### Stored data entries

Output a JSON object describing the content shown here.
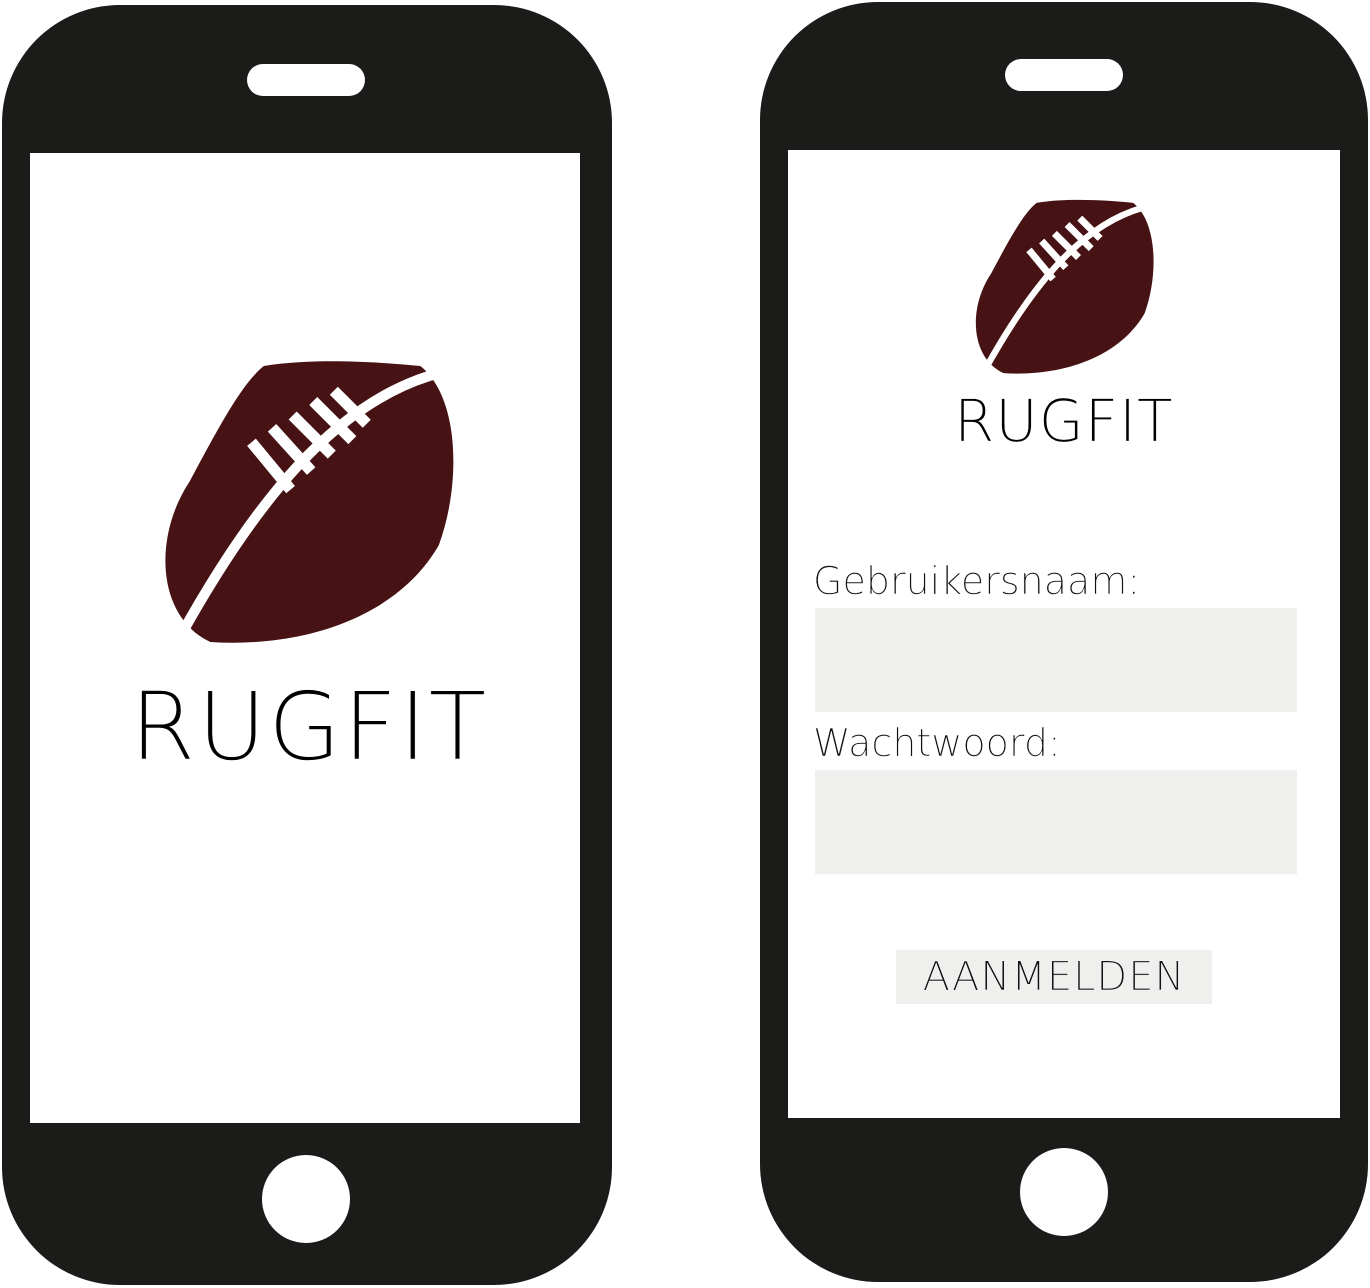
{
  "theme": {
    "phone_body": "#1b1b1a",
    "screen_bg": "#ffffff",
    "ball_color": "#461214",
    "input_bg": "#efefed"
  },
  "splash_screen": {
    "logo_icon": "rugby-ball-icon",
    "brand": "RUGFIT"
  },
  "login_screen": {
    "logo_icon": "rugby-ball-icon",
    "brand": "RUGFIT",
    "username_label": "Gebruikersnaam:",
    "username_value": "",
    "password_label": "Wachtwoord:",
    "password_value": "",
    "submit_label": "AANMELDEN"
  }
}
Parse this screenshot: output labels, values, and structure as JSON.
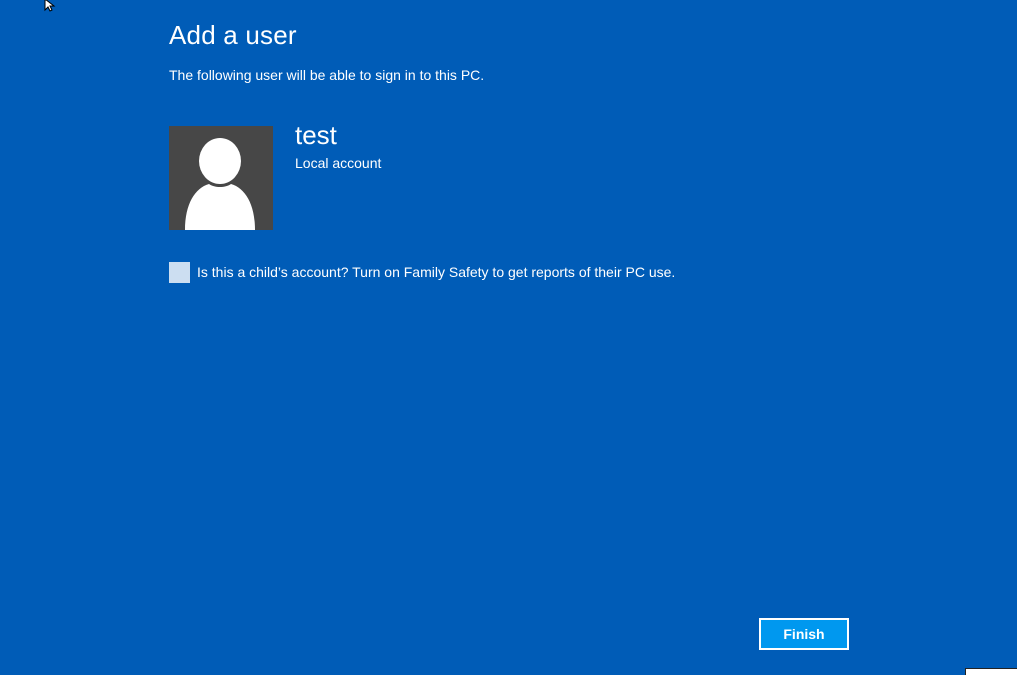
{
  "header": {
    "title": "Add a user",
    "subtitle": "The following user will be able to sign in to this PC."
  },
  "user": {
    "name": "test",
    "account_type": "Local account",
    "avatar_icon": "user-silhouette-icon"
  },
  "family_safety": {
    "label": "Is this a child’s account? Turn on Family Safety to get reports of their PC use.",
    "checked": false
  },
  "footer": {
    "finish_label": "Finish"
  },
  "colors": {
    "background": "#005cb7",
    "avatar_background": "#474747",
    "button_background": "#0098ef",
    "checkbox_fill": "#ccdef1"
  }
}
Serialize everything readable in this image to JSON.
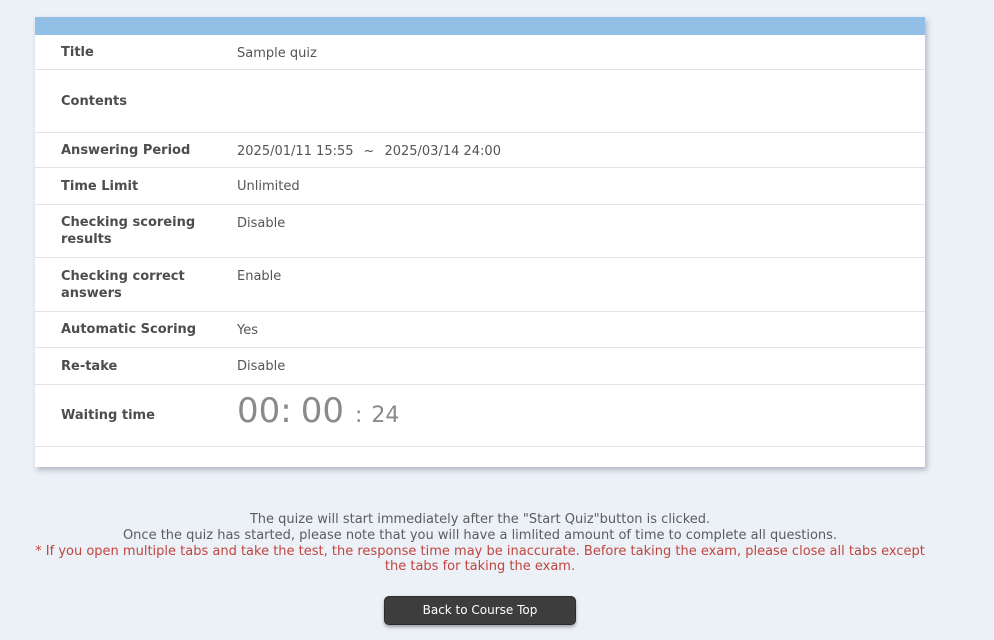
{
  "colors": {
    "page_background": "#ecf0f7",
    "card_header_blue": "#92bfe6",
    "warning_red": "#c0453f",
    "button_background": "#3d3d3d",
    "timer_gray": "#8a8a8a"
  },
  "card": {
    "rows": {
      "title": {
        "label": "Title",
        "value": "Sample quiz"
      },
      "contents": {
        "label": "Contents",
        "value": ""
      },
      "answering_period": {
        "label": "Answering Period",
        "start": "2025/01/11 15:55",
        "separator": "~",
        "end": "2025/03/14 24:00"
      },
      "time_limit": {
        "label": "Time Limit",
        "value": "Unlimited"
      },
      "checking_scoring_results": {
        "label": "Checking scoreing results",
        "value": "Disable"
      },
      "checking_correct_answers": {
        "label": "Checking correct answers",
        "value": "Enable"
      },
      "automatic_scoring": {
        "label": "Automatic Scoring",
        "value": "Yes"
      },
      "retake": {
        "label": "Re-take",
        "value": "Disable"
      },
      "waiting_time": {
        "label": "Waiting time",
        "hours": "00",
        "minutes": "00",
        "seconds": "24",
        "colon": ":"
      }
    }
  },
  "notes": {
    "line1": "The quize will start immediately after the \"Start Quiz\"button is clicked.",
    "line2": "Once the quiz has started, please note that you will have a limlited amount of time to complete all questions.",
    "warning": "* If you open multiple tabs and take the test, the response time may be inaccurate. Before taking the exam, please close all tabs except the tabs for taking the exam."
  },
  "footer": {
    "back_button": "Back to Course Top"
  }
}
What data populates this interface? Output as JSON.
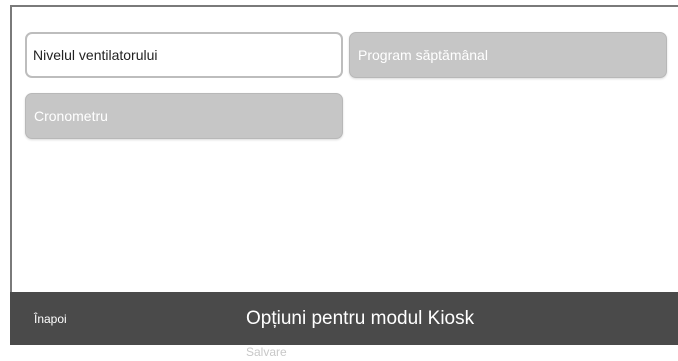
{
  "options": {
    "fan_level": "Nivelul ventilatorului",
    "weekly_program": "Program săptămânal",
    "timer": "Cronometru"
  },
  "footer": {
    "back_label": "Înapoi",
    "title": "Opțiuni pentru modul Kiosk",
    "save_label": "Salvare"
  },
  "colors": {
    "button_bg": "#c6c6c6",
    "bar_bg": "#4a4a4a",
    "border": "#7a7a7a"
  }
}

### INSTRUCTIONS TO FOLLOW
Give all the entries again exactly, dropping each picture.

### EXPECTED OUTPUT
Output a JSON object describing the content shown here.
{
  "theme": {
    "phone_body": "#1b1b1a",
    "screen_bg": "#ffffff",
    "ball_color": "#461214",
    "input_bg": "#efefed"
  },
  "splash_screen": {
    "logo_icon": "rugby-ball-icon",
    "brand": "RUGFIT"
  },
  "login_screen": {
    "logo_icon": "rugby-ball-icon",
    "brand": "RUGFIT",
    "username_label": "Gebruikersnaam:",
    "username_value": "",
    "password_label": "Wachtwoord:",
    "password_value": "",
    "submit_label": "AANMELDEN"
  }
}
Parse this screenshot: output labels, values, and structure as JSON.
{
  "header": {
    "title": "Add a user",
    "subtitle": "The following user will be able to sign in to this PC."
  },
  "user": {
    "name": "test",
    "account_type": "Local account",
    "avatar_icon": "user-silhouette-icon"
  },
  "family_safety": {
    "label": "Is this a child’s account? Turn on Family Safety to get reports of their PC use.",
    "checked": false
  },
  "footer": {
    "finish_label": "Finish"
  },
  "colors": {
    "background": "#005cb7",
    "avatar_background": "#474747",
    "button_background": "#0098ef",
    "checkbox_fill": "#ccdef1"
  }
}
Serialize everything readable in this image to JSON.
{
  "colors": {
    "page_background": "#ecf0f7",
    "card_header_blue": "#92bfe6",
    "warning_red": "#c0453f",
    "button_background": "#3d3d3d",
    "timer_gray": "#8a8a8a"
  },
  "card": {
    "rows": {
      "title": {
        "label": "Title",
        "value": "Sample quiz"
      },
      "contents": {
        "label": "Contents",
        "value": ""
      },
      "answering_period": {
        "label": "Answering Period",
        "start": "2025/01/11 15:55",
        "separator": "~",
        "end": "2025/03/14 24:00"
      },
      "time_limit": {
        "label": "Time Limit",
        "value": "Unlimited"
      },
      "checking_scoring_results": {
        "label": "Checking scoreing results",
        "value": "Disable"
      },
      "checking_correct_answers": {
        "label": "Checking correct answers",
        "value": "Enable"
      },
      "automatic_scoring": {
        "label": "Automatic Scoring",
        "value": "Yes"
      },
      "retake": {
        "label": "Re-take",
        "value": "Disable"
      },
      "waiting_time": {
        "label": "Waiting time",
        "hours": "00",
        "minutes": "00",
        "seconds": "24",
        "colon": ":"
      }
    }
  },
  "notes": {
    "line1": "The quize will start immediately after the \"Start Quiz\"button is clicked.",
    "line2": "Once the quiz has started, please note that you will have a limlited amount of time to complete all questions.",
    "warning": "* If you open multiple tabs and take the test, the response time may be inaccurate. Before taking the exam, please close all tabs except the tabs for taking the exam."
  },
  "footer": {
    "back_button": "Back to Course Top"
  }
}
What data populates this interface? Output as JSON.
{
  "options": {
    "fan_level": "Nivelul ventilatorului",
    "weekly_program": "Program săptămânal",
    "timer": "Cronometru"
  },
  "footer": {
    "back_label": "Înapoi",
    "title": "Opțiuni pentru modul Kiosk",
    "save_label": "Salvare"
  },
  "colors": {
    "button_bg": "#c6c6c6",
    "bar_bg": "#4a4a4a",
    "border": "#7a7a7a"
  }
}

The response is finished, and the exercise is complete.